■ **Set task**
Copy whichever lines contain the string "FUNC".

■ **Saved entries**
#####
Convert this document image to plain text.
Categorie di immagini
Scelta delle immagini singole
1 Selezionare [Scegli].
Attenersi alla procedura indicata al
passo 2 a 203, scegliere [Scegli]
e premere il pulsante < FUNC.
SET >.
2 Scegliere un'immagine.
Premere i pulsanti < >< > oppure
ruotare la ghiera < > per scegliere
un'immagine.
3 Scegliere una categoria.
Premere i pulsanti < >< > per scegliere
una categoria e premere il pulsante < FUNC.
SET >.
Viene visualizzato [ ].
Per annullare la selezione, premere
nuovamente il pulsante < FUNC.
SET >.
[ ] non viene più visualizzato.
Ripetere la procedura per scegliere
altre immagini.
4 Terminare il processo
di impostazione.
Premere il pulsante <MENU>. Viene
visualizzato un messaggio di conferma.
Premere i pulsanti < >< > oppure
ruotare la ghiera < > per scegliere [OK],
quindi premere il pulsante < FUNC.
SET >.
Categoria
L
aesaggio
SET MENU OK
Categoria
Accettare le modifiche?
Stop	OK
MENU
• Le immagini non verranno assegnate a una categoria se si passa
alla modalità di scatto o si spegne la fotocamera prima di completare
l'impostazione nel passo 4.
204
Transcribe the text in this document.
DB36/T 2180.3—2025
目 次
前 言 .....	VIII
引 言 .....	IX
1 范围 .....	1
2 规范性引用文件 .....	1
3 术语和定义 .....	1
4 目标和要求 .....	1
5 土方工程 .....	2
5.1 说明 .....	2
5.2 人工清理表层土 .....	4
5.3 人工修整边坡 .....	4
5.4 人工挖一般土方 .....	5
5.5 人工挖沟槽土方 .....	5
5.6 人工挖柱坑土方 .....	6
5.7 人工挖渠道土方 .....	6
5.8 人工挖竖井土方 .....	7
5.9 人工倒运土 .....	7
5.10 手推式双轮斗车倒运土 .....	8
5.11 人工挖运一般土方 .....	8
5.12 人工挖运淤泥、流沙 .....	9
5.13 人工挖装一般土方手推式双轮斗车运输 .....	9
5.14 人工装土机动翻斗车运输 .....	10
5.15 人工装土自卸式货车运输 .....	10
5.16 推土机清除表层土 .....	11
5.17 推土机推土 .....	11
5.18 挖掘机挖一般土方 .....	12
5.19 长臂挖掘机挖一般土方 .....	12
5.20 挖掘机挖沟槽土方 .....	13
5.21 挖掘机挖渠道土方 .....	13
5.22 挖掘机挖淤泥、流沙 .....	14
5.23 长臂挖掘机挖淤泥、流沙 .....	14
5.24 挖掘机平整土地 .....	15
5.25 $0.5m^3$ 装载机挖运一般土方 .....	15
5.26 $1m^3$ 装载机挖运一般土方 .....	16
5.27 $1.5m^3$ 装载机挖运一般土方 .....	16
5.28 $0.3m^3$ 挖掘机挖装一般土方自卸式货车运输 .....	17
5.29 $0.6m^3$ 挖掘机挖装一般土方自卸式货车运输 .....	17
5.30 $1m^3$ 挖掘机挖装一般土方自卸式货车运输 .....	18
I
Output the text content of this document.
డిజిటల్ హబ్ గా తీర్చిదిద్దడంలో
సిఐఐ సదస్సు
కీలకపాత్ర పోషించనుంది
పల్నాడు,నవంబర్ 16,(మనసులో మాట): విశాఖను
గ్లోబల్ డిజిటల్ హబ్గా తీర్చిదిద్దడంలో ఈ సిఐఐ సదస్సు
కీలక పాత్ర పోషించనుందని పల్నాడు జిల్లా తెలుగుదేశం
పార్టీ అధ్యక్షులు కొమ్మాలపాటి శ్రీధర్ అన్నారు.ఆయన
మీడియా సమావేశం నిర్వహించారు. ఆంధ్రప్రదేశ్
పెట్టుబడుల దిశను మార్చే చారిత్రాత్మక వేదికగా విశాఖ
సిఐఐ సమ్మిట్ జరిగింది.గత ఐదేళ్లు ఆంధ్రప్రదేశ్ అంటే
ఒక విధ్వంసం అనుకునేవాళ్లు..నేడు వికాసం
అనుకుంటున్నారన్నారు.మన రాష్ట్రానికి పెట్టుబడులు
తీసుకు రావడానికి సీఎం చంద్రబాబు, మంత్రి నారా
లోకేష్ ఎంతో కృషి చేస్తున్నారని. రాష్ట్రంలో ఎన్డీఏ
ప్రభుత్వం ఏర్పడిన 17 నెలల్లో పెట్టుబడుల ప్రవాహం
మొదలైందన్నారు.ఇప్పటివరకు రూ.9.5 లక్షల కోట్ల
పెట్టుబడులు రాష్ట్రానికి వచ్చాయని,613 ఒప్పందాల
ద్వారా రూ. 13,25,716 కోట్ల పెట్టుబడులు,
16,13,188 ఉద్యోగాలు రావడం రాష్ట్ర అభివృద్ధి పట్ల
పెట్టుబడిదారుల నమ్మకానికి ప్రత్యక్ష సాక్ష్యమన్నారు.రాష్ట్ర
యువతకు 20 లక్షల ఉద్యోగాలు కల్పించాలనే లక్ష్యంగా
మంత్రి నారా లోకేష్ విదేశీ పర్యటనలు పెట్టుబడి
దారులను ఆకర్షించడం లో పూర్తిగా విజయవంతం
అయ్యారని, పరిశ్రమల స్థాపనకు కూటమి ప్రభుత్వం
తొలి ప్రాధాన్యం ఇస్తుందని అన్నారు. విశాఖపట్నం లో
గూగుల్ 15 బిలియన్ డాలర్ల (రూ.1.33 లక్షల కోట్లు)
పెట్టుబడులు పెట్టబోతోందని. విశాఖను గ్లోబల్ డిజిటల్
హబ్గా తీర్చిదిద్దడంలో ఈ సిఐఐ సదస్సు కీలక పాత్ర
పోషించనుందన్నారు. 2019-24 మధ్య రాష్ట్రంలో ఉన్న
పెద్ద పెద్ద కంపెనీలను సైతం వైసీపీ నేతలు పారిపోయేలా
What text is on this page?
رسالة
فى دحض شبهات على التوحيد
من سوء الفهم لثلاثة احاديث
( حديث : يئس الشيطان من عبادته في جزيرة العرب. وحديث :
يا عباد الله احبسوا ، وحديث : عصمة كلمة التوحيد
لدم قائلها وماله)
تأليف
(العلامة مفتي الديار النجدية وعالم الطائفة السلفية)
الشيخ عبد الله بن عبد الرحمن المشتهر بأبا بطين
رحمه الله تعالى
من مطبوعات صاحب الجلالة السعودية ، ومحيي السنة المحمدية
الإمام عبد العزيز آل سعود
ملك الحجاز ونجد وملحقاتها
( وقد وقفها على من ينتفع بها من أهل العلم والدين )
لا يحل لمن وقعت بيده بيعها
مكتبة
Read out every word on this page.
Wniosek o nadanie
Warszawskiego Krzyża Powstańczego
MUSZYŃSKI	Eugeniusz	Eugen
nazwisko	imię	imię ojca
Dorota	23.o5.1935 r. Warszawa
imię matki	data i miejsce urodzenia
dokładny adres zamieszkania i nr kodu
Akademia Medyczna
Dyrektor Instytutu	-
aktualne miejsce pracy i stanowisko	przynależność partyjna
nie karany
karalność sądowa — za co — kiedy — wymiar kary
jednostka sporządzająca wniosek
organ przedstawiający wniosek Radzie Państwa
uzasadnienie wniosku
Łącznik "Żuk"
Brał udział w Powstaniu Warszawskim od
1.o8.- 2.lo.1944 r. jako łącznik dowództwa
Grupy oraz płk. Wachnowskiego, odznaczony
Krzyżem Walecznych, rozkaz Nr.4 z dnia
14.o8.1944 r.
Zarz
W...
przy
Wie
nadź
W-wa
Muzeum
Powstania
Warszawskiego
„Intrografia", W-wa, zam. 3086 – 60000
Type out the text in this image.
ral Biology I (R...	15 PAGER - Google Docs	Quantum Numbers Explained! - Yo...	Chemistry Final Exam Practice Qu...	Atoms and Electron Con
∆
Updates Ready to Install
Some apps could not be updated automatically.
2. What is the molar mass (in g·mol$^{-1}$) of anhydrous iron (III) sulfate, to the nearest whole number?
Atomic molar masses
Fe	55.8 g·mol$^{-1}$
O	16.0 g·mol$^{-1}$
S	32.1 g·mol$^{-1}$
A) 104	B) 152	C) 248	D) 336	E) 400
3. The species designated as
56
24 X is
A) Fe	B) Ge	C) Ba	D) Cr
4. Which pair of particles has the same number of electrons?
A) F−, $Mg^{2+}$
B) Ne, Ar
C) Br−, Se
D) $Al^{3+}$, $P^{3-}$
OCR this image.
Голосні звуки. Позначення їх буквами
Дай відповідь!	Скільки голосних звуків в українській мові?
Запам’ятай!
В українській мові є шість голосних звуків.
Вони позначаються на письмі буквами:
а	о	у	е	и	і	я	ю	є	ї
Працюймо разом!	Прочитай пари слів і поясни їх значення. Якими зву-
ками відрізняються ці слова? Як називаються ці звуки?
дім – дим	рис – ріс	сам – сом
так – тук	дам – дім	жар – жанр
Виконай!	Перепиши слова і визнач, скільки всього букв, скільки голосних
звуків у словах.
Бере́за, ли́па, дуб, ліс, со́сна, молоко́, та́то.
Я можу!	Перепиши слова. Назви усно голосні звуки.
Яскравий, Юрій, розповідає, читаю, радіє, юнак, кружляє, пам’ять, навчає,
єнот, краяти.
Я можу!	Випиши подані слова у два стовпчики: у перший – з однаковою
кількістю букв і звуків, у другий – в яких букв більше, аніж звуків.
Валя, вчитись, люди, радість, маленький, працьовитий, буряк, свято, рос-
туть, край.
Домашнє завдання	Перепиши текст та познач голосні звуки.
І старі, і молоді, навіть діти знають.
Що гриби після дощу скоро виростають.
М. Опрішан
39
#####
■ **Solution for this exercise**
e premere il pulsante < FUNC.
una categoria e premere il pulsante < FUNC.
nuovamente il pulsante < FUNC.
quindi premere il pulsante < FUNC.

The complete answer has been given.